-- What is needed --
Your task is to copy every line of this material exactly.

-- Given records --

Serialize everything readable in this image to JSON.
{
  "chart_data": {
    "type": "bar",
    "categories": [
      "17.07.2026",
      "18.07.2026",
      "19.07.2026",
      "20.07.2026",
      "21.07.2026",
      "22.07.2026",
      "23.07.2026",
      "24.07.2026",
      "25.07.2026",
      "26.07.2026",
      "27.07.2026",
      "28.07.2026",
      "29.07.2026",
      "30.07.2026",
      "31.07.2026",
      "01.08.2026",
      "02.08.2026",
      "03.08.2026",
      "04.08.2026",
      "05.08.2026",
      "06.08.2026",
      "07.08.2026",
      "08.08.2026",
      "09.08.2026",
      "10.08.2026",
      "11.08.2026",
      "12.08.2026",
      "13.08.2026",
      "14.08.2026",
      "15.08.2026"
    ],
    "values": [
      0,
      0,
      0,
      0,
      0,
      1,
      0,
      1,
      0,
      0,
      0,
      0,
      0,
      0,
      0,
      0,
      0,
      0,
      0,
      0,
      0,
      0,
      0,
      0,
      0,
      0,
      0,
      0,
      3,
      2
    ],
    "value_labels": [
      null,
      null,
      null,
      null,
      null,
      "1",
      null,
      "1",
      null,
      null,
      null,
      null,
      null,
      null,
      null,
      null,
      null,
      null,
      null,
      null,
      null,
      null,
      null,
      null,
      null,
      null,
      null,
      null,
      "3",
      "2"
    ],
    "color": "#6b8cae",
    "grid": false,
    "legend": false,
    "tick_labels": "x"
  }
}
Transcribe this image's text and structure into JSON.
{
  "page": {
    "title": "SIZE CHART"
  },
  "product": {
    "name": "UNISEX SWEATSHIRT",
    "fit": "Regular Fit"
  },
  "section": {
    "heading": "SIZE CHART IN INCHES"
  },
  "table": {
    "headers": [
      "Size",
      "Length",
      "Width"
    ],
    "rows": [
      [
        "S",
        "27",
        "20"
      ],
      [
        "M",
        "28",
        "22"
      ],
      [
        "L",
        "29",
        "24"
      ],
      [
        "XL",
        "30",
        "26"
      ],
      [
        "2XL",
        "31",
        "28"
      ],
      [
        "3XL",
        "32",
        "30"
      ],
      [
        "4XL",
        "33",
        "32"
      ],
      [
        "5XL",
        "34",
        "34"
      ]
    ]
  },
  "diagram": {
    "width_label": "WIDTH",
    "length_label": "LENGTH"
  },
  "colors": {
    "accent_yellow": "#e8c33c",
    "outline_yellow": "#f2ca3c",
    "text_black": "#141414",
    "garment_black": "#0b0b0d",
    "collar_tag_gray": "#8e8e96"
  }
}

-- Answer to the task --
Serialize everything readable in this image to JSON.
{
  "chart_data": {
    "type": "bar",
    "categories": [
      "17.07.2026",
      "18.07.2026",
      "19.07.2026",
      "20.07.2026",
      "21.07.2026",
      "22.07.2026",
      "23.07.2026",
      "24.07.2026",
      "25.07.2026",
      "26.07.2026",
      "27.07.2026",
      "28.07.2026",
      "29.07.2026",
      "30.07.2026",
      "31.07.2026",
      "01.08.2026",
      "02.08.2026",
      "03.08.2026",
      "04.08.2026",
      "05.08.2026",
      "06.08.2026",
      "07.08.2026",
      "08.08.2026",
      "09.08.2026",
      "10.08.2026",
      "11.08.2026",
      "12.08.2026",
      "13.08.2026",
      "14.08.2026",
      "15.08.2026"
    ],
    "values": [
      0,
      0,
      0,
      0,
      0,
      1,
      0,
      1,
      0,
      0,
      0,
      0,
      0,
      0,
      0,
      0,
      0,
      0,
      0,
      0,
      0,
      0,
      0,
      0,
      0,
      0,
      0,
      0,
      3,
      2
    ],
    "value_labels": [
      null,
      null,
      null,
      null,
      null,
      "1",
      null,
      "1",
      null,
      null,
      null,
      null,
      null,
      null,
      null,
      null,
      null,
      null,
      null,
      null,
      null,
      null,
      null,
      null,
      null,
      null,
      null,
      null,
      "3",
      "2"
    ],
    "color": "#6b8cae",
    "grid": false,
    "legend": false,
    "tick_labels": "x"
  }
}
Transcribe this image's text and structure into JSON.
{
  "page": {
    "title": "SIZE CHART"
  },
  "product": {
    "name": "UNISEX SWEATSHIRT",
    "fit": "Regular Fit"
  },
  "section": {
    "heading": "SIZE CHART IN INCHES"
  },
  "table": {
    "headers": [
      "Size",
      "Length",
      "Width"
    ],
    "rows": [
      [
        "S",
        "27",
        "20"
      ],
      [
        "M",
        "28",
        "22"
      ],
      [
        "L",
        "29",
        "24"
      ],
      [
        "XL",
        "30",
        "26"
      ],
      [
        "2XL",
        "31",
        "28"
      ],
      [
        "3XL",
        "32",
        "30"
      ],
      [
        "4XL",
        "33",
        "32"
      ],
      [
        "5XL",
        "34",
        "34"
      ]
    ]
  },
  "diagram": {
    "width_label": "WIDTH",
    "length_label": "LENGTH"
  },
  "colors": {
    "accent_yellow": "#e8c33c",
    "outline_yellow": "#f2ca3c",
    "text_black": "#141414",
    "garment_black": "#0b0b0d",
    "collar_tag_gray": "#8e8e96"
  }
}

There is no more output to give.